Written request:
Return the records word for word. Any pictures in them are not part of the copy.
** start of Records to use **
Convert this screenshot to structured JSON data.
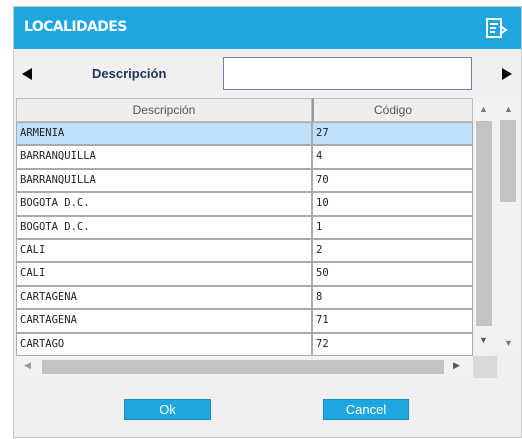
{
  "dialog": {
    "title": "LOCALIDADES",
    "menu_icon": "list-settings-icon"
  },
  "search": {
    "label": "Descripción",
    "value": "",
    "placeholder": "",
    "prev_icon": "arrow-left-icon",
    "next_icon": "arrow-right-icon"
  },
  "grid": {
    "columns": [
      "Descripción",
      "Código"
    ],
    "rows": [
      {
        "desc": "ARMENIA",
        "code": "27",
        "selected": true
      },
      {
        "desc": "BARRANQUILLA",
        "code": "4"
      },
      {
        "desc": "BARRANQUILLA",
        "code": "70"
      },
      {
        "desc": "BOGOTA D.C.",
        "code": "10"
      },
      {
        "desc": "BOGOTA D.C.",
        "code": "1"
      },
      {
        "desc": "CALI",
        "code": "2"
      },
      {
        "desc": "CALI",
        "code": "50"
      },
      {
        "desc": "CARTAGENA",
        "code": "8"
      },
      {
        "desc": "CARTAGENA",
        "code": "71"
      },
      {
        "desc": "CARTAGO",
        "code": "72"
      }
    ]
  },
  "buttons": {
    "ok": "Ok",
    "cancel": "Cancel"
  },
  "colors": {
    "accent": "#1ea6e0",
    "selected_row": "#bfe0fb"
  }
}
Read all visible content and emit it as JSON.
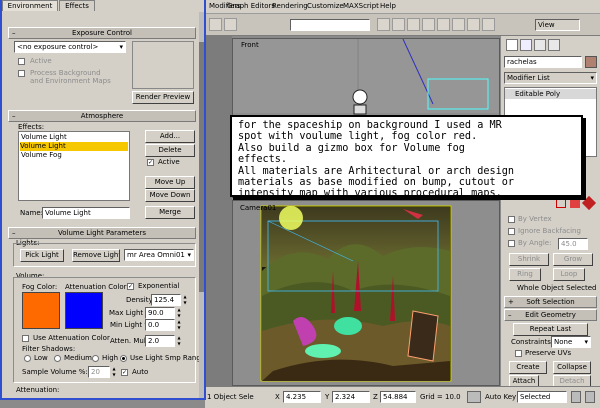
{
  "menu": {
    "items": [
      "Modifiers",
      "Graph Editors",
      "Rendering",
      "Customize",
      "MAXScript",
      "Help"
    ]
  },
  "toolbar": {
    "view_dropdown": "View"
  },
  "viewports": {
    "front_label": "Front",
    "camera_label": "Camera01"
  },
  "command_panel": {
    "object_name": "rachelas",
    "modifier_list": "Modifier List",
    "stack_item": "Editable Poly",
    "selection": {
      "by_vertex": "By Vertex",
      "ignore_backfacing": "Ignore Backfacing",
      "by_angle": "By Angle:",
      "by_angle_value": "45.0",
      "shrink": "Shrink",
      "grow": "Grow",
      "ring": "Ring",
      "loop": "Loop",
      "status": "Whole Object Selected"
    },
    "soft_selection": "Soft Selection",
    "edit_geometry": "Edit Geometry",
    "repeat_last": "Repeat Last",
    "constraints_label": "Constraints:",
    "constraints_value": "None",
    "preserve_uvs": "Preserve UVs",
    "create": "Create",
    "collapse": "Collapse",
    "attach": "Attach",
    "detach": "Detach"
  },
  "status": {
    "object_sel": "1 Object Sele",
    "x": "4.235",
    "y": "2.324",
    "z": "54.884",
    "grid": "Grid = 10.0",
    "auto_key": "Auto Key",
    "selected": "Selected"
  },
  "dialog": {
    "tabs": [
      "Environment",
      "Effects"
    ],
    "exposure": {
      "title": "Exposure Control",
      "dropdown": "<no exposure control>",
      "active": "Active",
      "process_bg": "Process Background",
      "env_maps": "and Environment Maps",
      "render_preview": "Render Preview"
    },
    "atmosphere": {
      "title": "Atmosphere",
      "effects_label": "Effects:",
      "effects": [
        "Volume Light",
        "Volume Light",
        "Volume Fog"
      ],
      "selected_index": 1,
      "add": "Add...",
      "delete": "Delete",
      "active": "Active",
      "move_up": "Move Up",
      "move_down": "Move Down",
      "name_label": "Name:",
      "name_value": "Volume Light",
      "merge": "Merge"
    },
    "vlp": {
      "title": "Volume Light Parameters",
      "lights_label": "Lights:",
      "pick_light": "Pick Light",
      "remove_light": "Remove Light",
      "light_dropdown": "mr Area Omni01",
      "volume_label": "Volume:",
      "fog_color_label": "Fog Color:",
      "atten_color_label": "Attenuation Color:",
      "fog_color": "#ff6a00",
      "atten_color": "#0000ff",
      "exponential": "Exponential",
      "density_label": "Density:",
      "density": "125.4",
      "max_light_label": "Max Light %:",
      "max_light": "90.0",
      "min_light_label": "Min Light %:",
      "min_light": "0.0",
      "atten_mult_label": "Atten. Mult.:",
      "atten_mult": "2.0",
      "use_atten_color": "Use Attenuation Color",
      "filter_shadows": "Filter Shadows:",
      "low": "Low",
      "medium": "Medium",
      "high": "High",
      "use_light_smp": "Use Light Smp Range",
      "sample_volume_label": "Sample Volume %:",
      "sample_volume": "20",
      "auto": "Auto",
      "attenuation_label": "Attenuation:"
    }
  },
  "note": {
    "text": "for the spaceship on background I used a MR\nspot with voulume light, fog color red.\nAlso build a gizmo box for Volume fog\neffects.\nAll materials are Arhitectural or arch design\nmaterials as base modified on bump, cutout or\nintensity map with various procedural maps."
  }
}
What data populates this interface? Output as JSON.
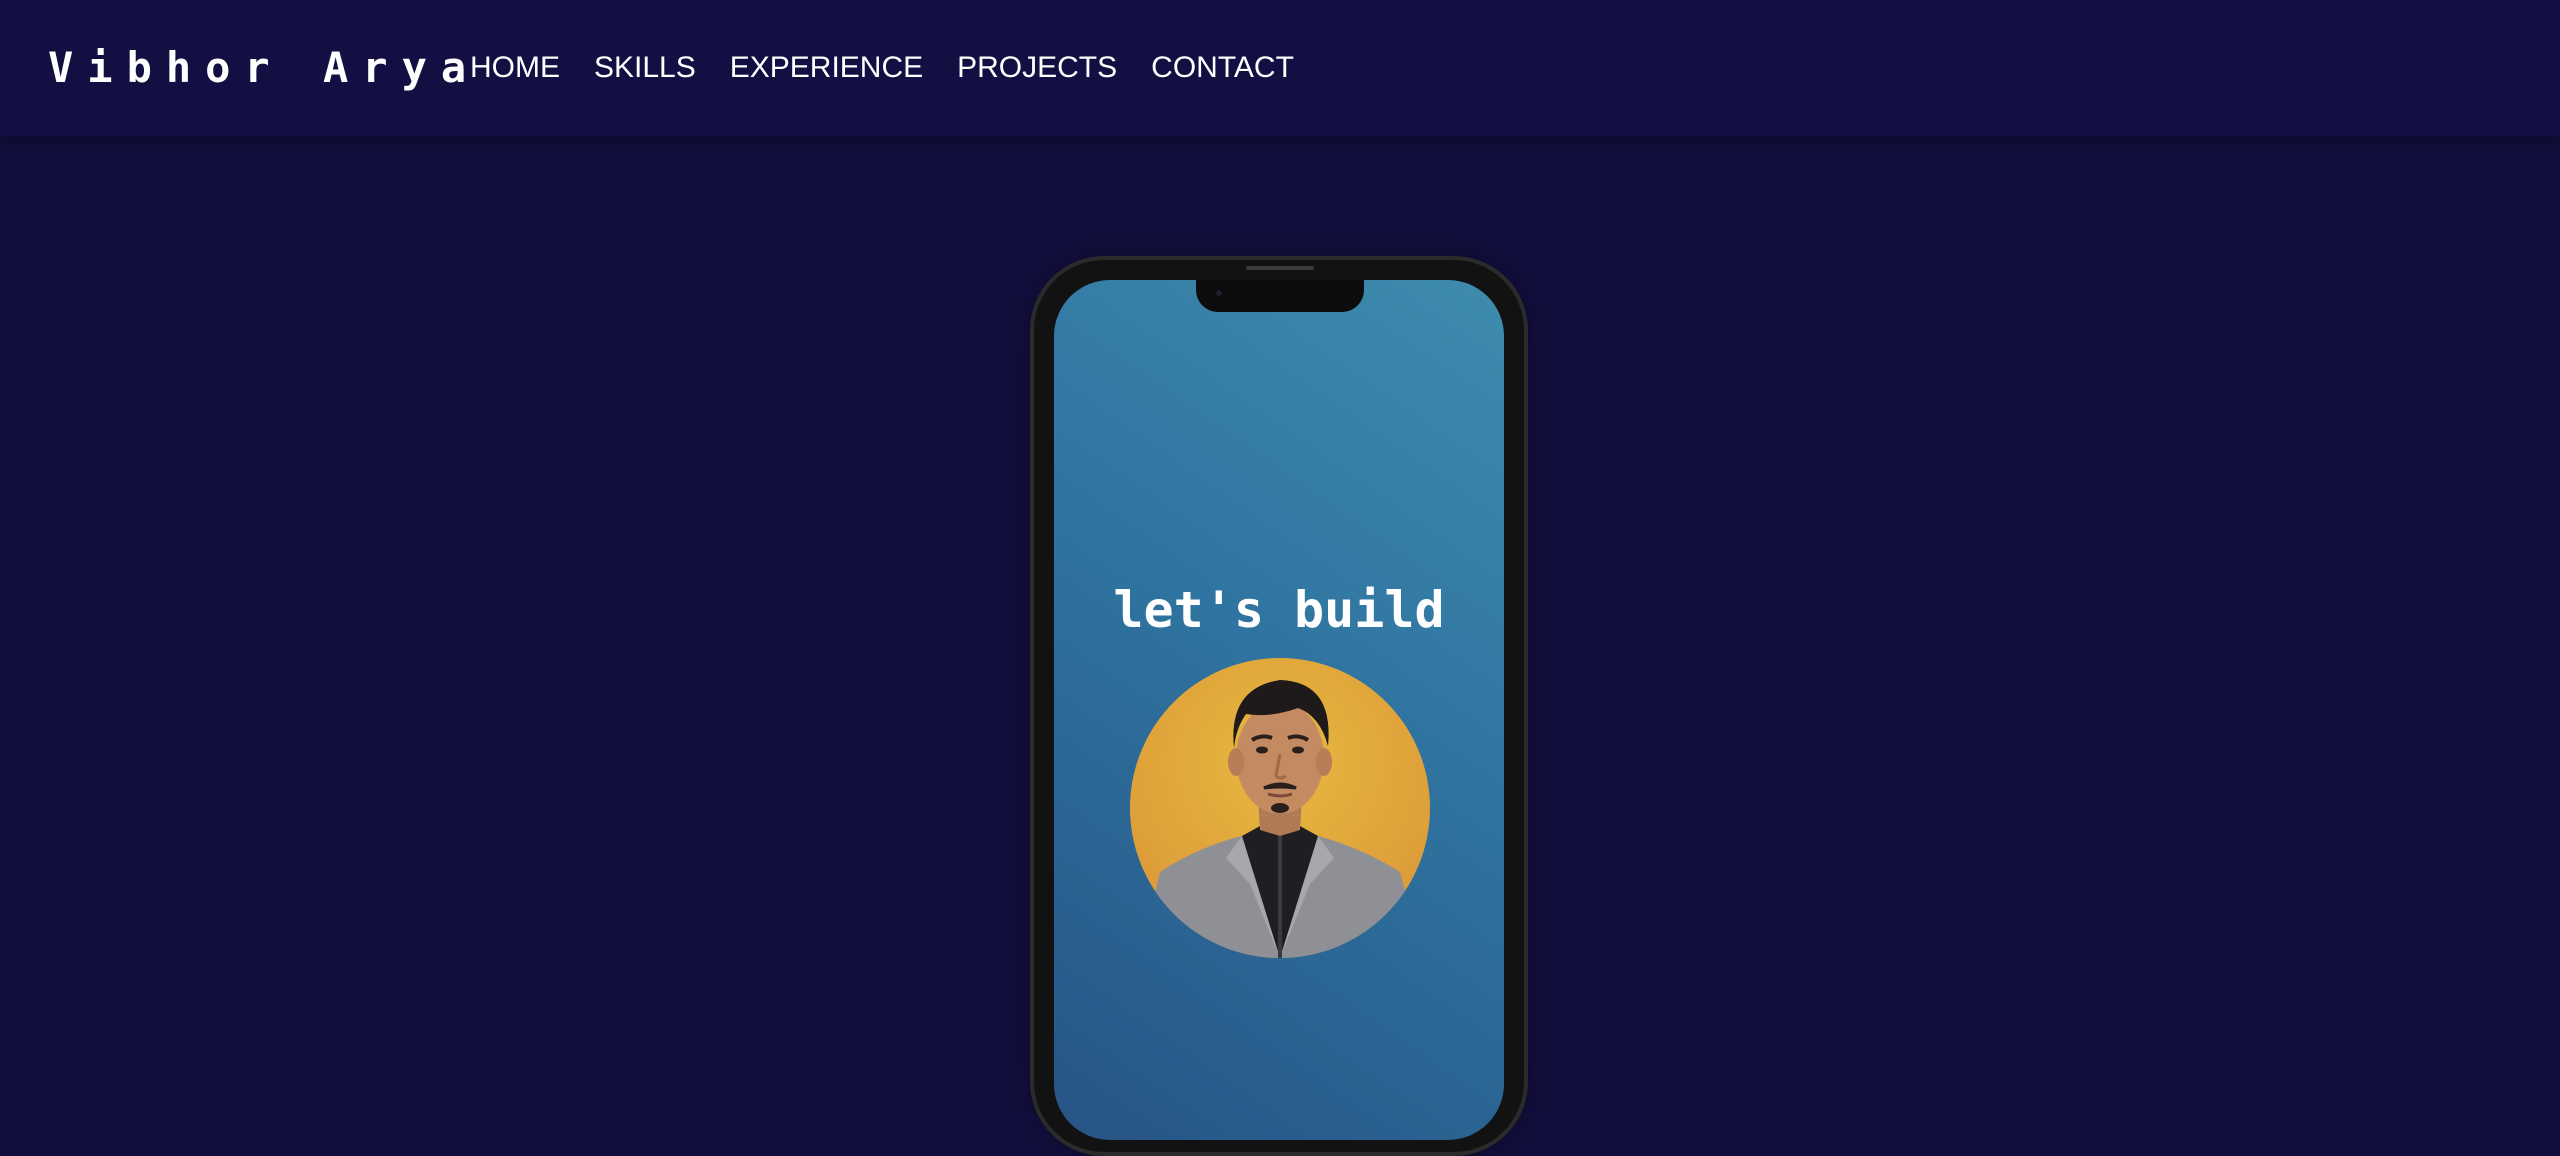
{
  "header": {
    "brand": "Vibhor Arya",
    "nav": [
      {
        "label": "HOME"
      },
      {
        "label": "SKILLS"
      },
      {
        "label": "EXPERIENCE"
      },
      {
        "label": "PROJECTS"
      },
      {
        "label": "CONTACT"
      }
    ]
  },
  "hero": {
    "headline": "let's build",
    "avatar_icon": "profile-photo"
  },
  "colors": {
    "background": "#120f3e",
    "navbar": "#130f42",
    "screen_top": "#3e8cae",
    "screen_bottom": "#275485",
    "avatar_bg": "#e0a33a",
    "text": "#ffffff"
  }
}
** end of Records to use **
Result of the exercise:
Convert this screenshot to structured JSON data.
{
  "dialog": {
    "title": "LOCALIDADES",
    "menu_icon": "list-settings-icon"
  },
  "search": {
    "label": "Descripción",
    "value": "",
    "placeholder": "",
    "prev_icon": "arrow-left-icon",
    "next_icon": "arrow-right-icon"
  },
  "grid": {
    "columns": [
      "Descripción",
      "Código"
    ],
    "rows": [
      {
        "desc": "ARMENIA",
        "code": "27",
        "selected": true
      },
      {
        "desc": "BARRANQUILLA",
        "code": "4"
      },
      {
        "desc": "BARRANQUILLA",
        "code": "70"
      },
      {
        "desc": "BOGOTA D.C.",
        "code": "10"
      },
      {
        "desc": "BOGOTA D.C.",
        "code": "1"
      },
      {
        "desc": "CALI",
        "code": "2"
      },
      {
        "desc": "CALI",
        "code": "50"
      },
      {
        "desc": "CARTAGENA",
        "code": "8"
      },
      {
        "desc": "CARTAGENA",
        "code": "71"
      },
      {
        "desc": "CARTAGO",
        "code": "72"
      }
    ]
  },
  "buttons": {
    "ok": "Ok",
    "cancel": "Cancel"
  },
  "colors": {
    "accent": "#1ea6e0",
    "selected_row": "#bfe0fb"
  }
}
Read all visible content and emit it as JSON.
{
  "menu": {
    "items": [
      "Modifiers",
      "Graph Editors",
      "Rendering",
      "Customize",
      "MAXScript",
      "Help"
    ]
  },
  "toolbar": {
    "view_dropdown": "View"
  },
  "viewports": {
    "front_label": "Front",
    "camera_label": "Camera01"
  },
  "command_panel": {
    "object_name": "rachelas",
    "modifier_list": "Modifier List",
    "stack_item": "Editable Poly",
    "selection": {
      "by_vertex": "By Vertex",
      "ignore_backfacing": "Ignore Backfacing",
      "by_angle": "By Angle:",
      "by_angle_value": "45.0",
      "shrink": "Shrink",
      "grow": "Grow",
      "ring": "Ring",
      "loop": "Loop",
      "status": "Whole Object Selected"
    },
    "soft_selection": "Soft Selection",
    "edit_geometry": "Edit Geometry",
    "repeat_last": "Repeat Last",
    "constraints_label": "Constraints:",
    "constraints_value": "None",
    "preserve_uvs": "Preserve UVs",
    "create": "Create",
    "collapse": "Collapse",
    "attach": "Attach",
    "detach": "Detach"
  },
  "status": {
    "object_sel": "1 Object Sele",
    "x": "4.235",
    "y": "2.324",
    "z": "54.884",
    "grid": "Grid = 10.0",
    "auto_key": "Auto Key",
    "selected": "Selected"
  },
  "dialog": {
    "tabs": [
      "Environment",
      "Effects"
    ],
    "exposure": {
      "title": "Exposure Control",
      "dropdown": "<no exposure control>",
      "active": "Active",
      "process_bg": "Process Background",
      "env_maps": "and Environment Maps",
      "render_preview": "Render Preview"
    },
    "atmosphere": {
      "title": "Atmosphere",
      "effects_label": "Effects:",
      "effects": [
        "Volume Light",
        "Volume Light",
        "Volume Fog"
      ],
      "selected_index": 1,
      "add": "Add...",
      "delete": "Delete",
      "active": "Active",
      "move_up": "Move Up",
      "move_down": "Move Down",
      "name_label": "Name:",
      "name_value": "Volume Light",
      "merge": "Merge"
    },
    "vlp": {
      "title": "Volume Light Parameters",
      "lights_label": "Lights:",
      "pick_light": "Pick Light",
      "remove_light": "Remove Light",
      "light_dropdown": "mr Area Omni01",
      "volume_label": "Volume:",
      "fog_color_label": "Fog Color:",
      "atten_color_label": "Attenuation Color:",
      "fog_color": "#ff6a00",
      "atten_color": "#0000ff",
      "exponential": "Exponential",
      "density_label": "Density:",
      "density": "125.4",
      "max_light_label": "Max Light %:",
      "max_light": "90.0",
      "min_light_label": "Min Light %:",
      "min_light": "0.0",
      "atten_mult_label": "Atten. Mult.:",
      "atten_mult": "2.0",
      "use_atten_color": "Use Attenuation Color",
      "filter_shadows": "Filter Shadows:",
      "low": "Low",
      "medium": "Medium",
      "high": "High",
      "use_light_smp": "Use Light Smp Range",
      "sample_volume_label": "Sample Volume %:",
      "sample_volume": "20",
      "auto": "Auto",
      "attenuation_label": "Attenuation:"
    }
  },
  "note": {
    "text": "for the spaceship on background I used a MR\nspot with voulume light, fog color red.\nAlso build a gizmo box for Volume fog\neffects.\nAll materials are Arhitectural or arch design\nmaterials as base modified on bump, cutout or\nintensity map with various procedural maps."
  }
}
What data populates this interface? Output as JSON.
{
  "header": {
    "brand": "Vibhor Arya",
    "nav": [
      {
        "label": "HOME"
      },
      {
        "label": "SKILLS"
      },
      {
        "label": "EXPERIENCE"
      },
      {
        "label": "PROJECTS"
      },
      {
        "label": "CONTACT"
      }
    ]
  },
  "hero": {
    "headline": "let's build",
    "avatar_icon": "profile-photo"
  },
  "colors": {
    "background": "#120f3e",
    "navbar": "#130f42",
    "screen_top": "#3e8cae",
    "screen_bottom": "#275485",
    "avatar_bg": "#e0a33a",
    "text": "#ffffff"
  }
}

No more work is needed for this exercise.